▶ WHAT YOU NEED TO DO
Copy every record below, exactly as written.

▶ EXTRACTED DATA
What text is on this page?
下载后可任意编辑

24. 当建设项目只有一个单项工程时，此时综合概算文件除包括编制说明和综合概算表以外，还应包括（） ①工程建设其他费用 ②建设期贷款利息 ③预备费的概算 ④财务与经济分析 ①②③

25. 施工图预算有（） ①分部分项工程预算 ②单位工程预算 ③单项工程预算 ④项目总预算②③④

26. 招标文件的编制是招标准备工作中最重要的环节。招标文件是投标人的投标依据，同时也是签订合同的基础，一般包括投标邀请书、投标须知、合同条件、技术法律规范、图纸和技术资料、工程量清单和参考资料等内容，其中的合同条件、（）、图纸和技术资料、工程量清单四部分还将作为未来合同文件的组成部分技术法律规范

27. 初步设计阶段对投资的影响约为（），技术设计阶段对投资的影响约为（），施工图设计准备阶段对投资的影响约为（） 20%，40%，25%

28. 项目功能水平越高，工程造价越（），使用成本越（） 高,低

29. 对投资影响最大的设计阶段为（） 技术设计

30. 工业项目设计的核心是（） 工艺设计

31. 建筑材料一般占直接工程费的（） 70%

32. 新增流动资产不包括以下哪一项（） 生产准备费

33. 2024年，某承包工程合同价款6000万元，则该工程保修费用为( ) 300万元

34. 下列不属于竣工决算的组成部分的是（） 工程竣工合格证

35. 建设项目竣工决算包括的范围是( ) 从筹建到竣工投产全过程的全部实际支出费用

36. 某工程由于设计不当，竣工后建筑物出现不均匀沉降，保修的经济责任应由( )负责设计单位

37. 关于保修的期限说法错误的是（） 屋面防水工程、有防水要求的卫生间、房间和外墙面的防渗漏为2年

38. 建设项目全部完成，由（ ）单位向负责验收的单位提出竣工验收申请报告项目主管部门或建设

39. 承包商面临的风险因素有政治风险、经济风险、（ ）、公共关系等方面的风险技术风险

▶ SOLUTION BELOW
What text is on this page?
下载后可任意编辑

24. 当建设项目只有一个单项工程时，此时综合概算文件除包括编制说明和综合概算表以外，还应包括（） ①工程建设其他费用 ②建设期贷款利息 ③预备费的概算 ④财务与经济分析 ①②③

25. 施工图预算有（） ①分部分项工程预算 ②单位工程预算 ③单项工程预算 ④项目总预算②③④

26. 招标文件的编制是招标准备工作中最重要的环节。招标文件是投标人的投标依据，同时也是签订合同的基础，一般包括投标邀请书、投标须知、合同条件、技术法律规范、图纸和技术资料、工程量清单和参考资料等内容，其中的合同条件、（）、图纸和技术资料、工程量清单四部分还将作为未来合同文件的组成部分技术法律规范

27. 初步设计阶段对投资的影响约为（），技术设计阶段对投资的影响约为（），施工图设计准备阶段对投资的影响约为（） 20%，40%，25%

28. 项目功能水平越高，工程造价越（），使用成本越（） 高,低

29. 对投资影响最大的设计阶段为（） 技术设计

30. 工业项目设计的核心是（） 工艺设计

31. 建筑材料一般占直接工程费的（） 70%

32. 新增流动资产不包括以下哪一项（） 生产准备费

33. 2024年，某承包工程合同价款6000万元，则该工程保修费用为( ) 300万元

34. 下列不属于竣工决算的组成部分的是（） 工程竣工合格证

35. 建设项目竣工决算包括的范围是( ) 从筹建到竣工投产全过程的全部实际支出费用

36. 某工程由于设计不当，竣工后建筑物出现不均匀沉降，保修的经济责任应由( )负责设计单位

37. 关于保修的期限说法错误的是（） 屋面防水工程、有防水要求的卫生间、房间和外墙面的防渗漏为2年

38. 建设项目全部完成，由（ ）单位向负责验收的单位提出竣工验收申请报告项目主管部门或建设

39. 承包商面临的风险因素有政治风险、经济风险、（ ）、公共关系等方面的风险技术风险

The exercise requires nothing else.